* **PROBLEM TO WORK ON**:
Copy every line of the data below word for word, leaving out the pictures.

+---+

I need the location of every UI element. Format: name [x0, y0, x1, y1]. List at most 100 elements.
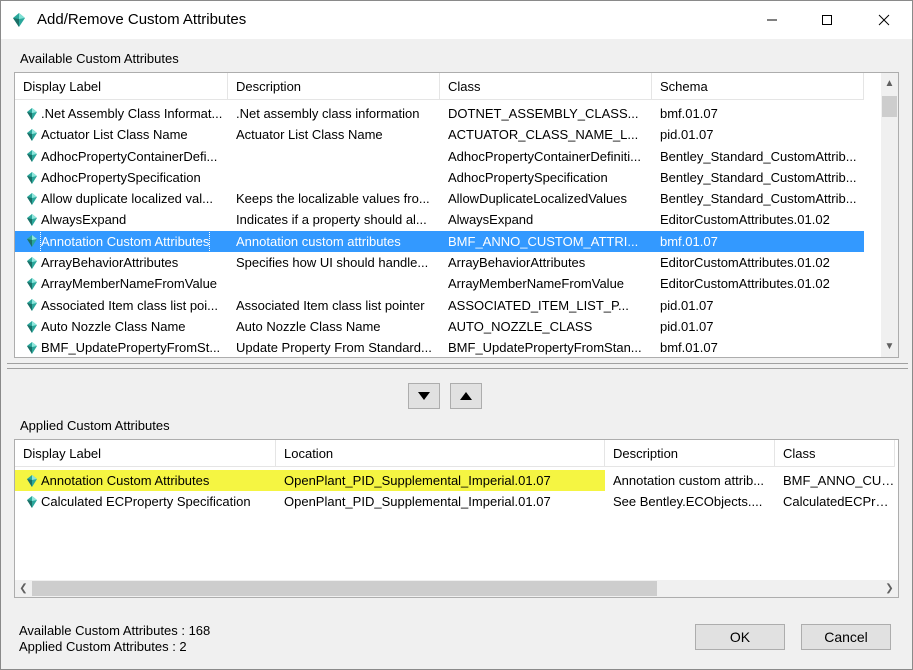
available-list-rows: .Net Assembly Class Informat... .Net asse… [15, 103, 864, 357]
list-cell: pid.01.07 [660, 297, 714, 313]
list-cell [228, 146, 440, 167]
attribute-gem-icon [27, 320, 37, 333]
panel-splitter[interactable] [7, 363, 908, 369]
list-cell: Annotation custom attributes [236, 233, 401, 249]
list-cell: AlwaysExpand [15, 209, 228, 230]
list-cell: Auto Nozzle Class Name [236, 318, 381, 334]
triangle-up-icon [460, 392, 472, 400]
list-row[interactable]: Associated Item class list poi... Associa… [15, 295, 864, 316]
applied-list-header: Display Label Location Description Class [15, 440, 895, 467]
list-cell: bmf.01.07 [660, 233, 718, 249]
attribute-gem-icon [27, 192, 37, 205]
list-row[interactable]: .Net Assembly Class Informat... .Net asse… [15, 103, 864, 124]
list-cell: Update Property From Standard... [236, 340, 432, 356]
cancel-button[interactable]: Cancel [801, 624, 891, 650]
column-header[interactable]: Description [605, 440, 775, 467]
list-cell: pid.01.07 [660, 127, 714, 143]
attribute-gem-icon [27, 171, 37, 184]
list-row[interactable]: Actuator List Class Name Actuator List Cl… [15, 124, 864, 145]
attribute-gem-icon [27, 107, 37, 120]
column-header[interactable]: Schema [652, 73, 864, 100]
applied-count-text: Applied Custom Attributes : 2 [19, 639, 187, 654]
column-header[interactable]: Description [228, 73, 440, 100]
minimize-button[interactable] [749, 1, 795, 39]
attribute-gem-icon [27, 474, 37, 487]
list-cell: AdhocPropertySpecification [15, 167, 228, 188]
available-attributes-list[interactable]: Display Label Description Class Schema .Net… [14, 72, 899, 358]
list-cell: Specifies how UI should handle... [236, 255, 429, 271]
list-cell: ArrayMemberNameFromValue [15, 273, 228, 294]
scroll-right-arrow-icon[interactable]: ❯ [881, 580, 898, 597]
minimize-icon [767, 19, 777, 21]
list-cell: ArrayBehaviorAttributes [15, 252, 228, 273]
list-row[interactable]: AlwaysExpand Indicates if a property shou… [15, 209, 864, 230]
scroll-down-arrow-icon[interactable]: ▼ [881, 338, 898, 355]
list-cell: CalculatedECProper [783, 494, 895, 510]
list-cell: BMF_UpdatePropertyFromStan... [448, 340, 642, 356]
list-row[interactable]: Calculated ECProperty Specification OpenP… [15, 491, 895, 512]
available-vertical-scrollbar[interactable]: ▲ ▼ [881, 73, 898, 357]
scroll-left-arrow-icon[interactable]: ❮ [15, 580, 32, 597]
row-label: Associated Item class list poi... [41, 297, 219, 313]
scroll-up-arrow-icon[interactable]: ▲ [881, 75, 898, 92]
list-cell: Bentley_Standard_CustomAttrib... [660, 148, 857, 164]
row-label: AlwaysExpand [41, 212, 127, 228]
list-row[interactable]: BMF_UpdatePropertyFromSt... Update Proper… [15, 337, 864, 357]
triangle-down-icon [418, 392, 430, 400]
list-cell: ACTUATOR_CLASS_NAME_L... [448, 127, 639, 143]
list-row[interactable]: Auto Nozzle Class Name Auto Nozzle Class … [15, 316, 864, 337]
move-up-button[interactable] [450, 383, 482, 409]
move-down-button[interactable] [408, 383, 440, 409]
list-cell [228, 273, 440, 294]
applied-attributes-list[interactable]: Display Label Location Description Class An… [14, 439, 899, 598]
list-cell: Actuator List Class Name [236, 127, 383, 143]
list-cell: Actuator List Class Name [15, 124, 228, 145]
column-header[interactable]: Display Label [15, 73, 228, 100]
maximize-button[interactable] [804, 1, 850, 39]
list-cell: EditorCustomAttributes.01.02 [660, 276, 830, 292]
list-row[interactable]: AdhocPropertySpecification AdhocPropertyS… [15, 167, 864, 188]
row-label: Actuator List Class Name [41, 127, 188, 143]
close-button[interactable] [861, 1, 907, 39]
list-row[interactable]: ArrayBehaviorAttributes Specifies how UI … [15, 252, 864, 273]
list-cell: AdhocPropertySpecification [448, 169, 608, 185]
list-row[interactable]: AdhocPropertyContainerDefi... AdhocProper… [15, 146, 864, 167]
list-row[interactable]: ArrayMemberNameFromValue ArrayMemberNameF… [15, 273, 864, 294]
available-list-header: Display Label Description Class Schema [15, 73, 864, 100]
row-label: Calculated ECProperty Specification [41, 494, 251, 510]
column-header[interactable]: Class [775, 440, 895, 467]
list-cell: bmf.01.07 [660, 340, 718, 356]
window-title: Add/Remove Custom Attributes [37, 11, 247, 28]
list-row[interactable]: Annotation Custom Attributes Annotation c… [15, 230, 864, 253]
ok-button[interactable]: OK [695, 624, 785, 650]
scrollbar-thumb[interactable] [882, 96, 897, 117]
list-cell: Associated Item class list poi... [15, 295, 228, 316]
attribute-gem-icon [27, 495, 37, 508]
list-cell: DOTNET_ASSEMBLY_CLASS... [448, 106, 639, 121]
column-header[interactable]: Display Label [15, 440, 276, 467]
attribute-gem-icon [27, 128, 37, 141]
list-cell: AdhocPropertyContainerDefiniti... [448, 148, 641, 164]
column-header[interactable]: Location [276, 440, 605, 467]
scrollbar-thumb[interactable] [32, 581, 657, 596]
list-row[interactable]: Annotation Custom Attributes OpenPlant_PI… [15, 470, 895, 492]
list-cell: OpenPlant_PID_Supplemental_Imperial.01.0… [284, 494, 551, 510]
row-label: .Net Assembly Class Informat... [41, 106, 223, 121]
column-header[interactable]: Class [440, 73, 652, 100]
available-group-label: Available Custom Attributes [20, 51, 179, 66]
list-cell: .Net assembly class information [236, 106, 420, 121]
attribute-gem-icon [27, 235, 37, 248]
list-cell [228, 167, 440, 188]
list-row[interactable]: Allow duplicate localized val... Keeps th… [15, 188, 864, 209]
list-cell: .Net Assembly Class Informat... [15, 103, 228, 124]
list-cell: Auto Nozzle Class Name [15, 316, 228, 337]
list-cell: EditorCustomAttributes.01.02 [660, 255, 830, 271]
title-bar[interactable]: Add/Remove Custom Attributes [1, 1, 912, 39]
list-cell: ASSOCIATED_ITEM_LIST_P... [448, 297, 629, 313]
list-cell: EditorCustomAttributes.01.02 [660, 212, 830, 228]
applied-horizontal-scrollbar[interactable]: ❮ ❯ [15, 580, 898, 597]
row-label: Allow duplicate localized val... [41, 191, 213, 207]
list-cell: Annotation Custom Attributes [15, 230, 228, 253]
attribute-gem-icon [27, 341, 37, 354]
list-cell: OpenPlant_PID_Supplemental_Imperial.01.0… [276, 470, 605, 492]
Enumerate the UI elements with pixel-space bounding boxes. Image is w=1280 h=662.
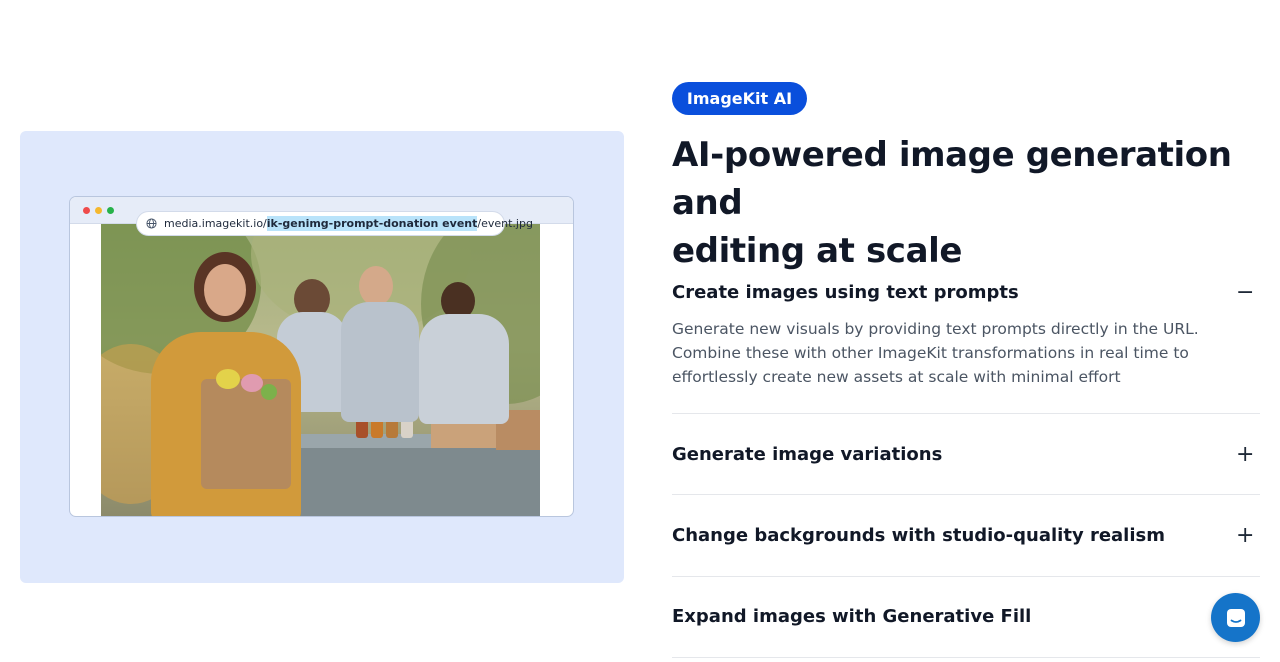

+---+

* **SOLVED PROBLEM**:
I need the location of every UI element. Format: name [x0, y0, x1, y1]. List at most 100 elements.
available-list-rows: .Net Assembly Class Informat... .Net asse… [15, 103, 864, 357]
list-cell: pid.01.07 [660, 297, 714, 313]
list-cell [228, 146, 440, 167]
attribute-gem-icon [27, 320, 37, 333]
panel-splitter[interactable] [7, 363, 908, 369]
list-cell: Annotation custom attributes [236, 233, 401, 249]
list-cell: AlwaysExpand [15, 209, 228, 230]
list-cell: Auto Nozzle Class Name [236, 318, 381, 334]
triangle-up-icon [460, 392, 472, 400]
list-row[interactable]: Associated Item class list poi... Associa… [15, 295, 864, 316]
applied-list-header: Display Label Location Description Class [15, 440, 895, 467]
list-cell: bmf.01.07 [660, 233, 718, 249]
attribute-gem-icon [27, 192, 37, 205]
list-row[interactable]: .Net Assembly Class Informat... .Net asse… [15, 103, 864, 124]
list-cell: Update Property From Standard... [236, 340, 432, 356]
cancel-button[interactable]: Cancel [801, 624, 891, 650]
column-header[interactable]: Description [605, 440, 775, 467]
list-cell: pid.01.07 [660, 127, 714, 143]
attribute-gem-icon [27, 171, 37, 184]
list-row[interactable]: Actuator List Class Name Actuator List Cl… [15, 124, 864, 145]
attribute-gem-icon [27, 107, 37, 120]
column-header[interactable]: Schema [652, 73, 864, 100]
applied-count-text: Applied Custom Attributes : 2 [19, 639, 187, 654]
column-header[interactable]: Description [228, 73, 440, 100]
minimize-button[interactable] [749, 1, 795, 39]
attribute-gem-icon [27, 474, 37, 487]
list-cell: AdhocPropertySpecification [15, 167, 228, 188]
available-attributes-list[interactable]: Display Label Description Class Schema .Net… [14, 72, 899, 358]
list-cell: Specifies how UI should handle... [236, 255, 429, 271]
list-cell: ArrayMemberNameFromValue [15, 273, 228, 294]
scroll-right-arrow-icon[interactable]: ❯ [881, 580, 898, 597]
minimize-icon [767, 19, 777, 21]
list-cell: ArrayBehaviorAttributes [15, 252, 228, 273]
list-row[interactable]: AlwaysExpand Indicates if a property shou… [15, 209, 864, 230]
scroll-down-arrow-icon[interactable]: ▼ [881, 338, 898, 355]
list-cell: CalculatedECProper [783, 494, 895, 510]
list-cell: BMF_UpdatePropertyFromStan... [448, 340, 642, 356]
list-row[interactable]: Calculated ECProperty Specification OpenP… [15, 491, 895, 512]
available-vertical-scrollbar[interactable]: ▲ ▼ [881, 73, 898, 357]
scroll-left-arrow-icon[interactable]: ❮ [15, 580, 32, 597]
row-label: Associated Item class list poi... [41, 297, 219, 313]
scroll-up-arrow-icon[interactable]: ▲ [881, 75, 898, 92]
list-cell: Bentley_Standard_CustomAttrib... [660, 148, 857, 164]
row-label: AlwaysExpand [41, 212, 127, 228]
list-row[interactable]: BMF_UpdatePropertyFromSt... Update Proper… [15, 337, 864, 357]
triangle-down-icon [418, 392, 430, 400]
list-cell: ACTUATOR_CLASS_NAME_L... [448, 127, 639, 143]
list-row[interactable]: Auto Nozzle Class Name Auto Nozzle Class … [15, 316, 864, 337]
move-up-button[interactable] [450, 383, 482, 409]
move-down-button[interactable] [408, 383, 440, 409]
list-cell [228, 273, 440, 294]
applied-attributes-list[interactable]: Display Label Location Description Class An… [14, 439, 899, 598]
list-cell: Actuator List Class Name [236, 127, 383, 143]
list-cell: Actuator List Class Name [15, 124, 228, 145]
column-header[interactable]: Display Label [15, 73, 228, 100]
maximize-button[interactable] [804, 1, 850, 39]
list-cell: EditorCustomAttributes.01.02 [660, 276, 830, 292]
list-row[interactable]: AdhocPropertySpecification AdhocPropertyS… [15, 167, 864, 188]
row-label: Actuator List Class Name [41, 127, 188, 143]
close-button[interactable] [861, 1, 907, 39]
list-row[interactable]: ArrayBehaviorAttributes Specifies how UI … [15, 252, 864, 273]
list-cell: AdhocPropertySpecification [448, 169, 608, 185]
list-row[interactable]: AdhocPropertyContainerDefi... AdhocProper… [15, 146, 864, 167]
list-row[interactable]: ArrayMemberNameFromValue ArrayMemberNameF… [15, 273, 864, 294]
available-list-header: Display Label Description Class Schema [15, 73, 864, 100]
row-label: Calculated ECProperty Specification [41, 494, 251, 510]
column-header[interactable]: Class [775, 440, 895, 467]
list-cell: bmf.01.07 [660, 340, 718, 356]
window-title: Add/Remove Custom Attributes [37, 11, 247, 28]
list-row[interactable]: Annotation Custom Attributes Annotation c… [15, 230, 864, 253]
ok-button[interactable]: OK [695, 624, 785, 650]
scrollbar-thumb[interactable] [882, 96, 897, 117]
list-cell: Associated Item class list poi... [15, 295, 228, 316]
attribute-gem-icon [27, 495, 37, 508]
list-cell: DOTNET_ASSEMBLY_CLASS... [448, 106, 639, 121]
column-header[interactable]: Display Label [15, 440, 276, 467]
attribute-gem-icon [27, 128, 37, 141]
list-cell: AdhocPropertyContainerDefiniti... [448, 148, 641, 164]
column-header[interactable]: Location [276, 440, 605, 467]
scrollbar-thumb[interactable] [32, 581, 657, 596]
list-row[interactable]: Annotation Custom Attributes OpenPlant_PI… [15, 470, 895, 492]
list-cell: OpenPlant_PID_Supplemental_Imperial.01.0… [284, 494, 551, 510]
row-label: .Net Assembly Class Informat... [41, 106, 223, 121]
column-header[interactable]: Class [440, 73, 652, 100]
available-group-label: Available Custom Attributes [20, 51, 179, 66]
list-cell: .Net assembly class information [236, 106, 420, 121]
attribute-gem-icon [27, 235, 37, 248]
list-cell [228, 167, 440, 188]
list-row[interactable]: Allow duplicate localized val... Keeps th… [15, 188, 864, 209]
list-cell: .Net Assembly Class Informat... [15, 103, 228, 124]
list-cell: Auto Nozzle Class Name [15, 316, 228, 337]
list-cell: EditorCustomAttributes.01.02 [660, 255, 830, 271]
title-bar[interactable]: Add/Remove Custom Attributes [1, 1, 912, 39]
list-cell: ASSOCIATED_ITEM_LIST_P... [448, 297, 629, 313]
list-cell: EditorCustomAttributes.01.02 [660, 212, 830, 228]
applied-horizontal-scrollbar[interactable]: ❮ ❯ [15, 580, 898, 597]
row-label: Allow duplicate localized val... [41, 191, 213, 207]
list-cell: Annotation Custom Attributes [15, 230, 228, 253]
attribute-gem-icon [27, 341, 37, 354]
list-cell: OpenPlant_PID_Supplemental_Imperial.01.0… [276, 470, 605, 492]
Enumerate the UI elements with pixel-space bounding boxes. Image is w=1280 h=662.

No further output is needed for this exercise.